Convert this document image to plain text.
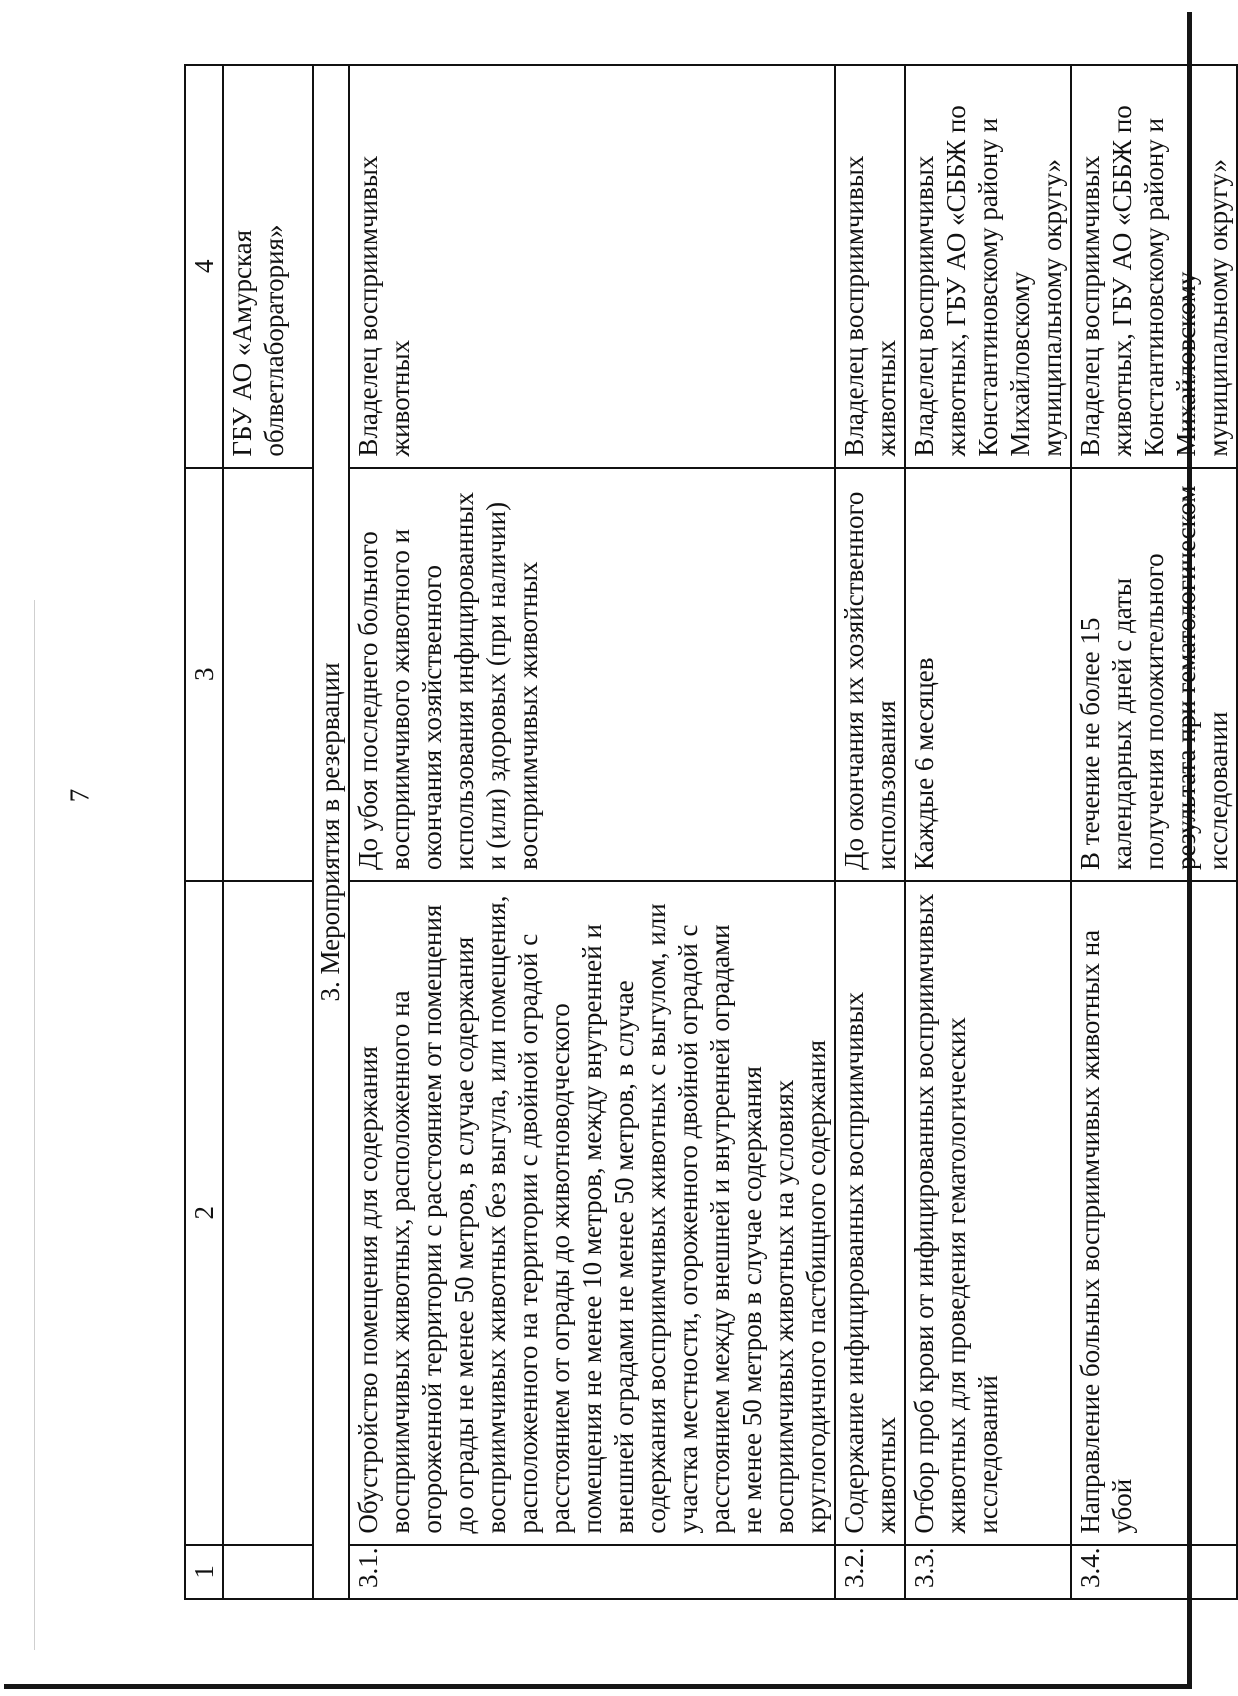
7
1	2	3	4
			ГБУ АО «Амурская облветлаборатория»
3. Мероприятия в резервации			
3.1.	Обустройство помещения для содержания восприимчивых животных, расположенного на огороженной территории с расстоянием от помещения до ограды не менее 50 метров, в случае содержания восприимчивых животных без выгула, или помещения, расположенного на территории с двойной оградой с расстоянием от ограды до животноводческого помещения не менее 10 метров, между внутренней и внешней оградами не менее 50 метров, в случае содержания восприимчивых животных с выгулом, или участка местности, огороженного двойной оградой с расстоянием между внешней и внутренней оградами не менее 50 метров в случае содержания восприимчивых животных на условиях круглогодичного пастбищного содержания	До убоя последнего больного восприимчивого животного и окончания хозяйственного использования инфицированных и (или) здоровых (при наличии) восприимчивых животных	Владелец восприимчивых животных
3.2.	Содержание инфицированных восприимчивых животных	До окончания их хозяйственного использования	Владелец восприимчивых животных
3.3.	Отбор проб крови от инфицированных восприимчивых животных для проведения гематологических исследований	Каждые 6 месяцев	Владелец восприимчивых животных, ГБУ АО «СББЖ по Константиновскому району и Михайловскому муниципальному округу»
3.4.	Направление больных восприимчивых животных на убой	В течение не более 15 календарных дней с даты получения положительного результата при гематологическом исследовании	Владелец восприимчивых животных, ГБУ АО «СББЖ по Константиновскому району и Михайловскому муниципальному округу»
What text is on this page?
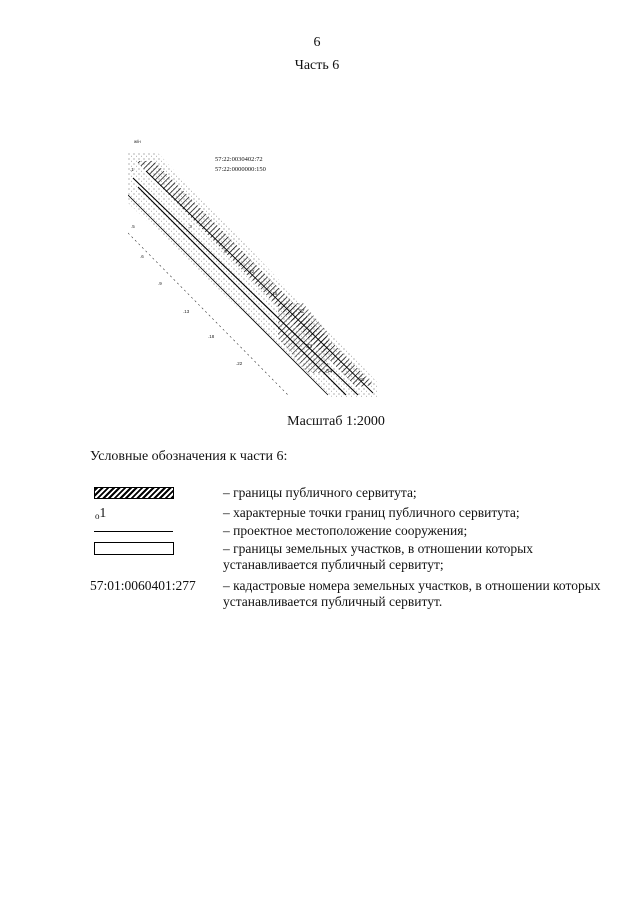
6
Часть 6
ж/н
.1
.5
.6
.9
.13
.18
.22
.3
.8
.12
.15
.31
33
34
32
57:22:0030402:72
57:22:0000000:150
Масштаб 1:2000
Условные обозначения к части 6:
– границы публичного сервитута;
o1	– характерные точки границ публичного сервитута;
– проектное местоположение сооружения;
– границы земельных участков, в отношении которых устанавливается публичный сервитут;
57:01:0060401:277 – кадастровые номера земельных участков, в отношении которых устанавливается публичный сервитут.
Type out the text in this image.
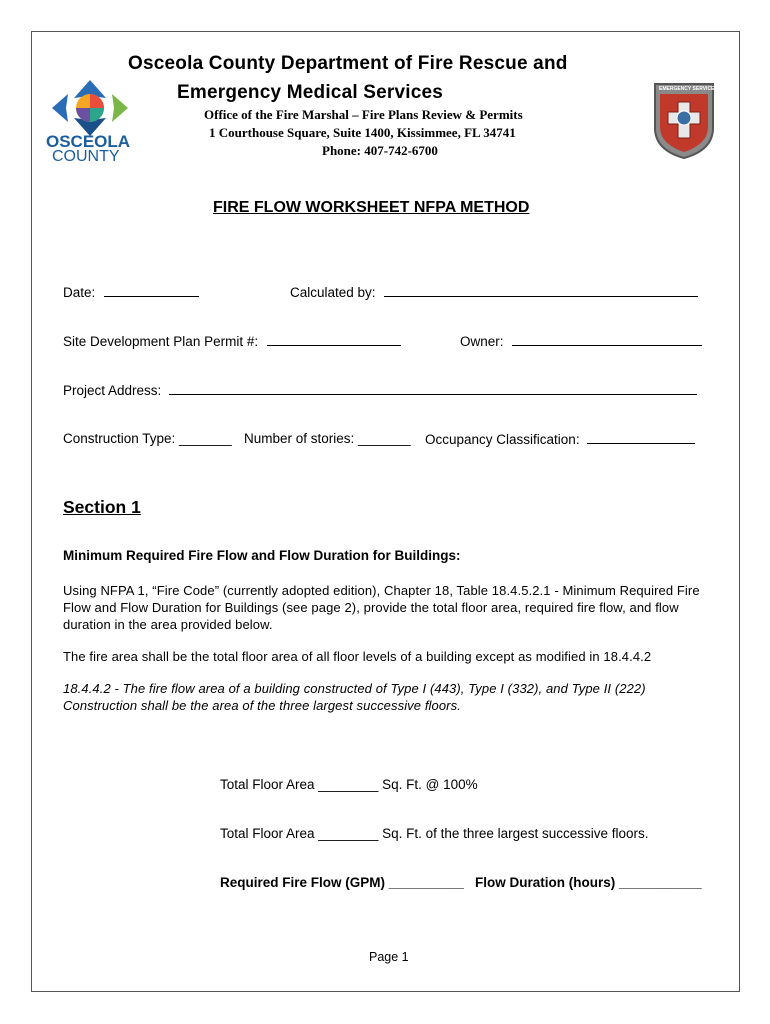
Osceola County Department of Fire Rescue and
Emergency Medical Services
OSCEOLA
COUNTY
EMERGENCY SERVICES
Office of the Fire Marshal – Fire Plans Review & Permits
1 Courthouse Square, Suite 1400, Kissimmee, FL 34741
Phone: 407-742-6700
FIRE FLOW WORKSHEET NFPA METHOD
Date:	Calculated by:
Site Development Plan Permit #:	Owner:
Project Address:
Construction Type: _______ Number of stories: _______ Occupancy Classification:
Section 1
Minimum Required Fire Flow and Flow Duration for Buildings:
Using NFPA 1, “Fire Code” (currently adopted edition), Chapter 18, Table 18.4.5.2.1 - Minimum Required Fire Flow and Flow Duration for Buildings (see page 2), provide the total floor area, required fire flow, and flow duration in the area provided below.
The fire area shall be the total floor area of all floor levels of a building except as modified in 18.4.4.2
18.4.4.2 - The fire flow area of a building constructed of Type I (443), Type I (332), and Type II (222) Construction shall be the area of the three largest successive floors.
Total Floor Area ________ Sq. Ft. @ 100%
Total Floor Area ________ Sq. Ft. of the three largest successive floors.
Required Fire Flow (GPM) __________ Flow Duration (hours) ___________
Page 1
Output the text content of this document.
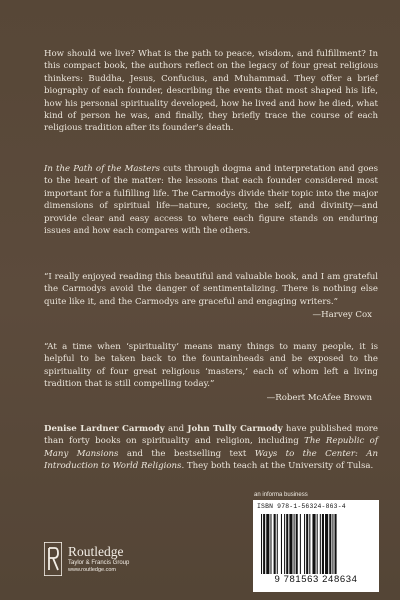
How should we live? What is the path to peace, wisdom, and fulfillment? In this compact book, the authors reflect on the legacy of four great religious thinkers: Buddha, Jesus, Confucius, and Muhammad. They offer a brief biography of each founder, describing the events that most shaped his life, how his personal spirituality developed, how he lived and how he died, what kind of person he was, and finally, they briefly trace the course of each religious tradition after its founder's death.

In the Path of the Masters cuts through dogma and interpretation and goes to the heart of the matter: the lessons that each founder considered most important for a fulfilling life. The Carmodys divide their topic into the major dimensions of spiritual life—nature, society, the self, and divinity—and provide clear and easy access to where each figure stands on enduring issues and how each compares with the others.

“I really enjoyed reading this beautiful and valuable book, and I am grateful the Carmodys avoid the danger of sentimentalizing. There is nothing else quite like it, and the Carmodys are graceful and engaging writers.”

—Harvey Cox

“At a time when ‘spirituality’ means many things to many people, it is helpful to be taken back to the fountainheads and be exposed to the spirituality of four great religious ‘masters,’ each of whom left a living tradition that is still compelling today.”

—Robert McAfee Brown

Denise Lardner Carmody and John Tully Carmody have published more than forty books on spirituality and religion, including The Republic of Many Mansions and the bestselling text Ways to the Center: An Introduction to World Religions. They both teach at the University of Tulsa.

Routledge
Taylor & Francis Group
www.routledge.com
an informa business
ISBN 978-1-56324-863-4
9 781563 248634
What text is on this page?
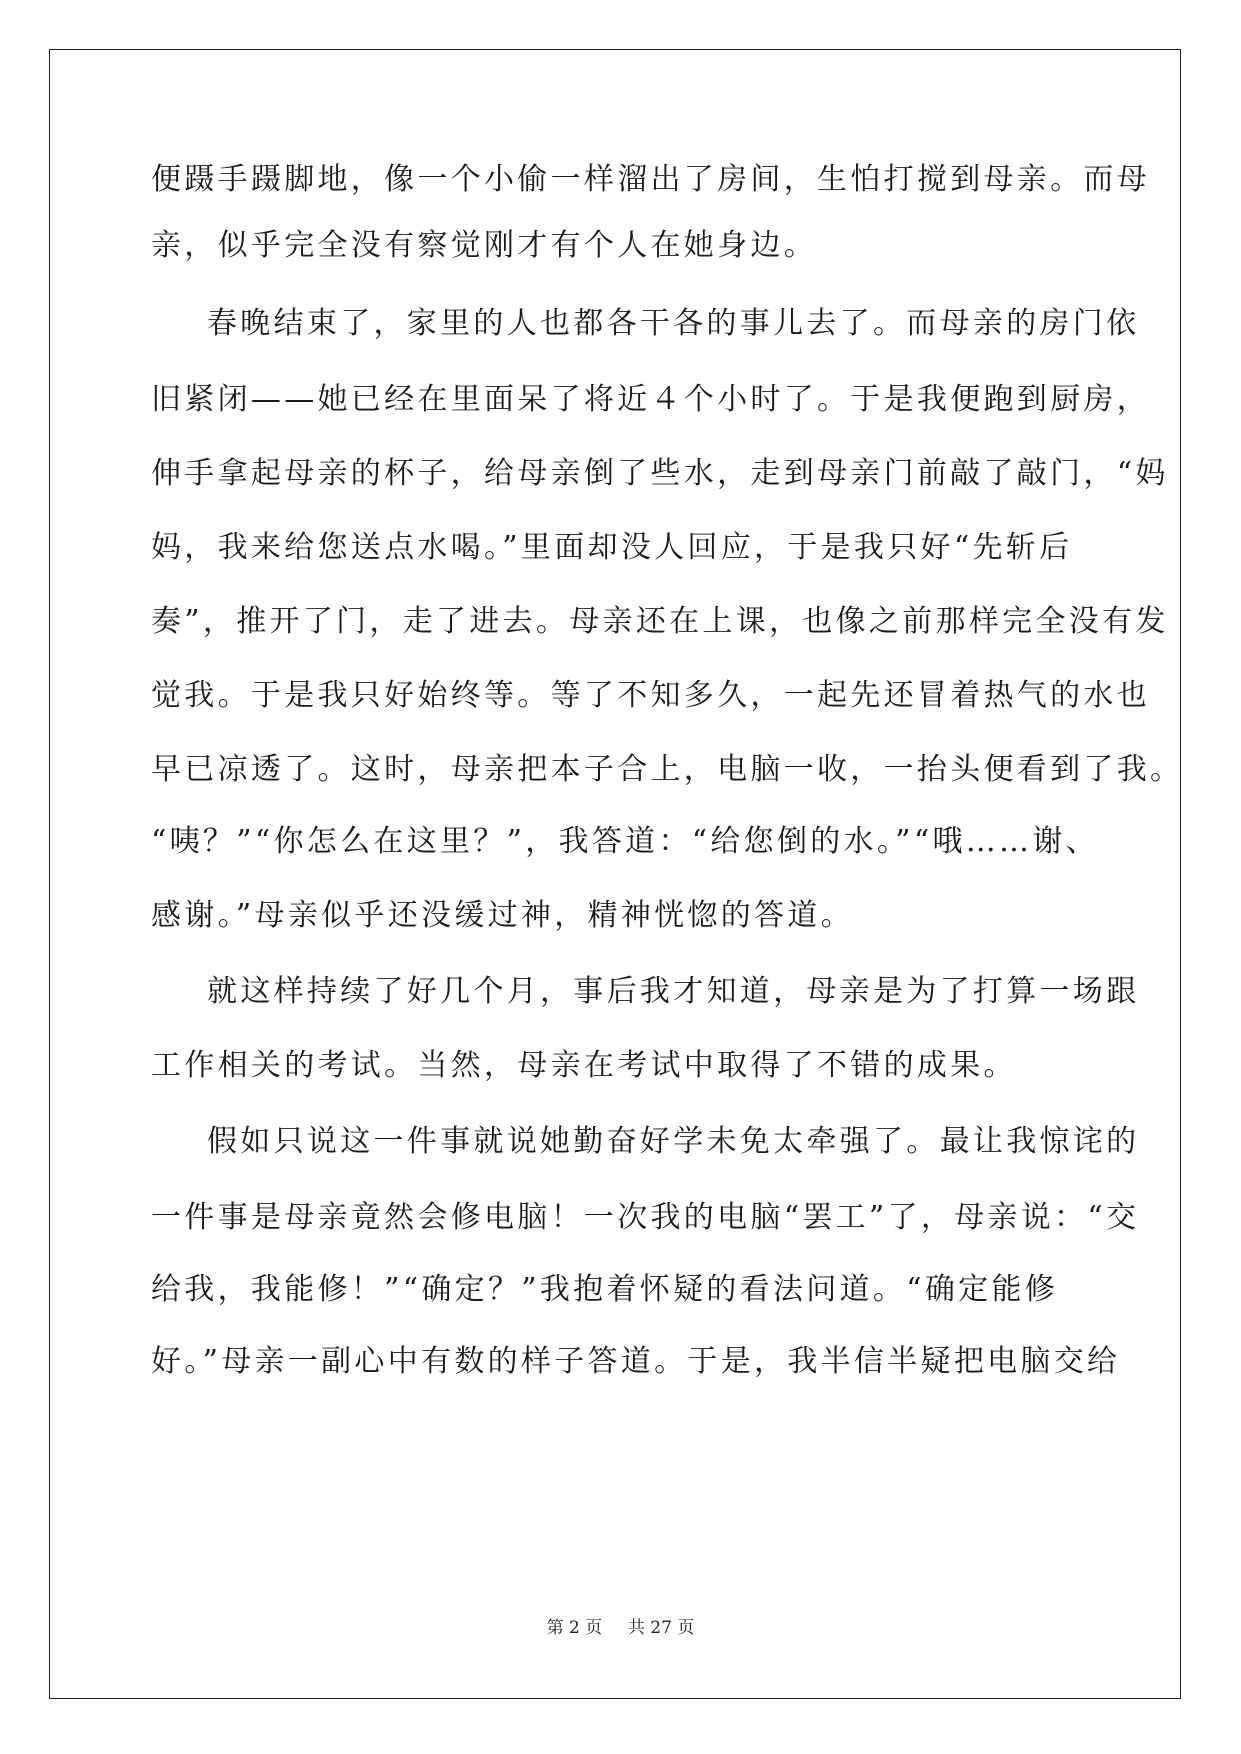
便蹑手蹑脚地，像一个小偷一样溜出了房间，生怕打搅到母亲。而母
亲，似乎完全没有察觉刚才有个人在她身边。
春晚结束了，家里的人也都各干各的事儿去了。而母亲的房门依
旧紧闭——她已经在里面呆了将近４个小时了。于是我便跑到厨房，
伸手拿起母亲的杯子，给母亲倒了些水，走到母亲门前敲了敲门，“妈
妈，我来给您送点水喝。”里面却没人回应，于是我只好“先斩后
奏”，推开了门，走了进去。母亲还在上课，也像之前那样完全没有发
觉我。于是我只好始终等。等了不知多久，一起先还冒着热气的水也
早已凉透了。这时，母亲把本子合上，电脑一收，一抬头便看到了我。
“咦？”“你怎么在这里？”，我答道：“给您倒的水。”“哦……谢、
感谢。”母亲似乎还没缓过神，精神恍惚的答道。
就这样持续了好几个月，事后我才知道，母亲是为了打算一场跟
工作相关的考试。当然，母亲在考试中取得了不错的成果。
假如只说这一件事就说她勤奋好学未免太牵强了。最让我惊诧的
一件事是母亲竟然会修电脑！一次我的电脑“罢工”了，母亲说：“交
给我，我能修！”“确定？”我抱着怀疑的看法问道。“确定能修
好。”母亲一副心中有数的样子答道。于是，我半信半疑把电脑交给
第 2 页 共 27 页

*GIVEN EXERCISE:*
Show all lines from the listing above in which "округу" appears.

*WRITTEN SOLUTION:*
3.3.	Отбор проб крови от инфицированных восприимчивых животных для проведения гематологических исследований	Каждые 6 месяцев	Владелец восприимчивых животных, ГБУ АО «СББЖ по Константиновскому району и Михайловскому муниципальному округу»
3.4.	Направление больных восприимчивых животных на убой	В течение не более 15 календарных дней с даты получения положительного результата при гематологическом исследовании	Владелец восприимчивых животных, ГБУ АО «СББЖ по Константиновскому району и Михайловскому муниципальному округу»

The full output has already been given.